**Rows:**
┌────────
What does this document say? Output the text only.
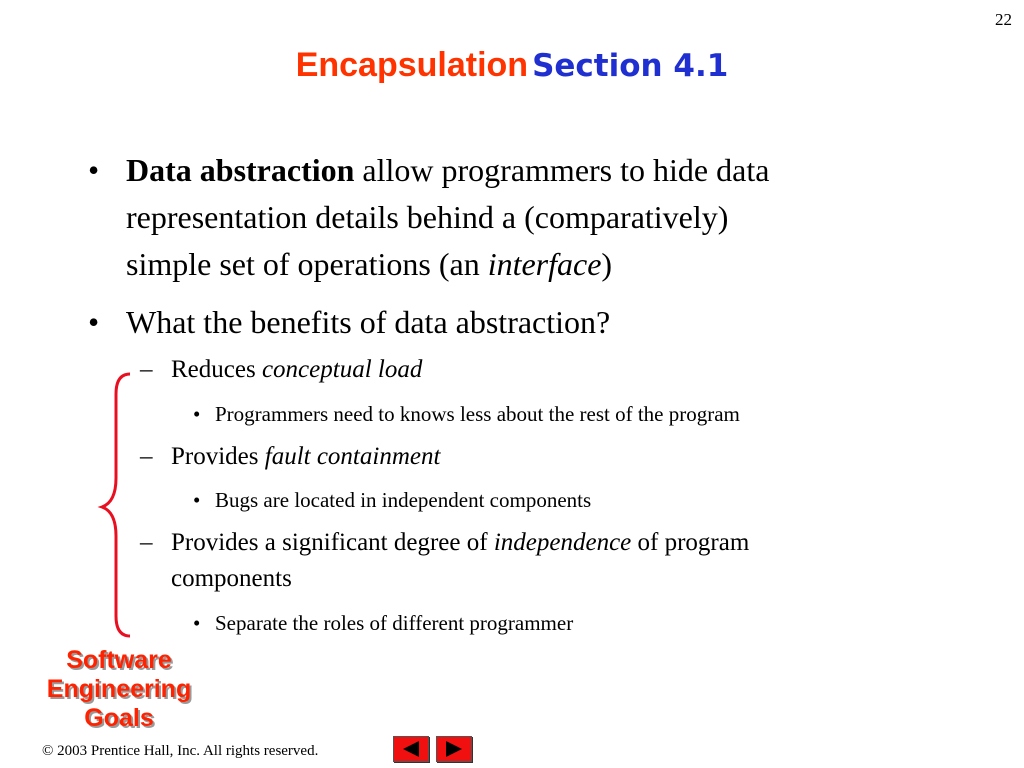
22
Encapsulation Section 4.1
• Data abstraction allow programmers to hide data
representation details behind a (comparatively)
simple set of operations (an interface)
• What the benefits of data abstraction?
– Reduces conceptual load
• Programmers need to knows less about the rest of the program
– Provides fault containment
• Bugs are located in independent components
– Provides a significant degree of independence of program
components
• Separate the roles of different programmer
Software
Engineering
Goals
© 2003 Prentice Hall, Inc. All rights reserved.
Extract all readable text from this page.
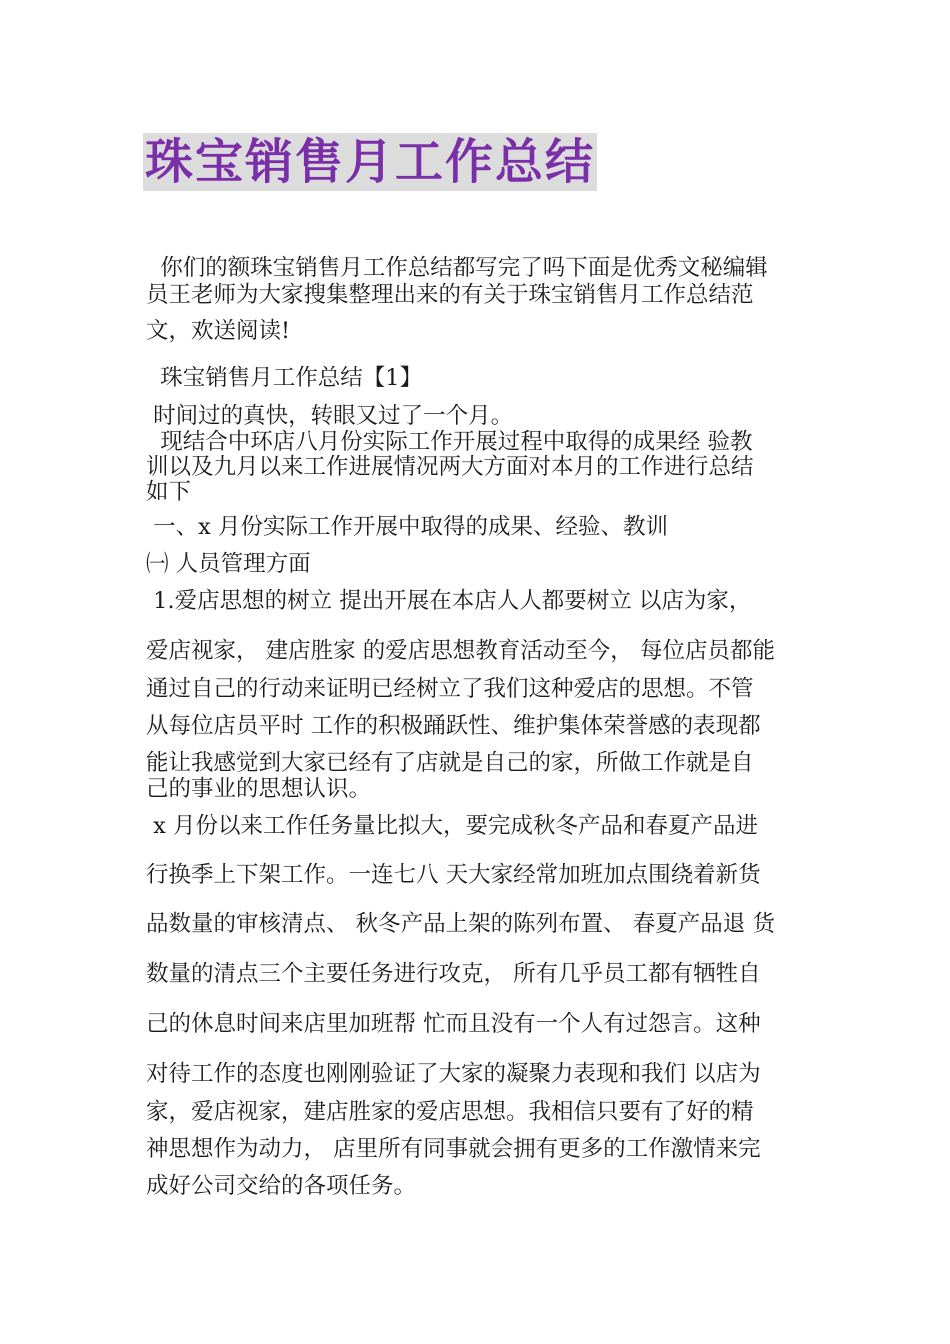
珠宝销售月工作总结

你们的额珠宝销售月工作总结都写完了吗下面是优秀文秘编辑

员王老师为大家搜集整理出来的有关于珠宝销售月工作总结范

文，欢送阅读!

珠宝销售月工作总结【1】

时间过的真快，转眼又过了一个月。

现结合中环店八月份实际工作开展过程中取得的成果经 验教

训以及九月以来工作进展情况两大方面对本月的工作进行总结

如下

一、x 月份实际工作开展中取得的成果、经验、教训

㈠ 人员管理方面

1.爱店思想的树立 提出开展在本店人人都要树立 以店为家，

爱店视家， 建店胜家 的爱店思想教育活动至今， 每位店员都能

通过自己的行动来证明已经树立了我们这种爱店的思想。不管

从每位店员平时 工作的积极踊跃性、维护集体荣誉感的表现都

能让我感觉到大家已经有了店就是自己的家，所做工作就是自

己的事业的思想认识。

x 月份以来工作任务量比拟大，要完成秋冬产品和春夏产品进

行换季上下架工作。一连七八 天大家经常加班加点围绕着新货

品数量的审核清点、 秋冬产品上架的陈列布置、 春夏产品退 货

数量的清点三个主要任务进行攻克， 所有几乎员工都有牺牲自

己的休息时间来店里加班帮 忙而且没有一个人有过怨言。这种

对待工作的态度也刚刚验证了大家的凝聚力表现和我们 以店为

家，爱店视家，建店胜家的爱店思想。我相信只要有了好的精

神思想作为动力， 店里所有同事就会拥有更多的工作激情来完

成好公司交给的各项任务。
└────────
**Aim:** Every line that holds the word "爱店视家" should be extracted.

**Result of this task:**
爱店视家， 建店胜家 的爱店思想教育活动至今， 每位店员都能
家，爱店视家，建店胜家的爱店思想。我相信只要有了好的精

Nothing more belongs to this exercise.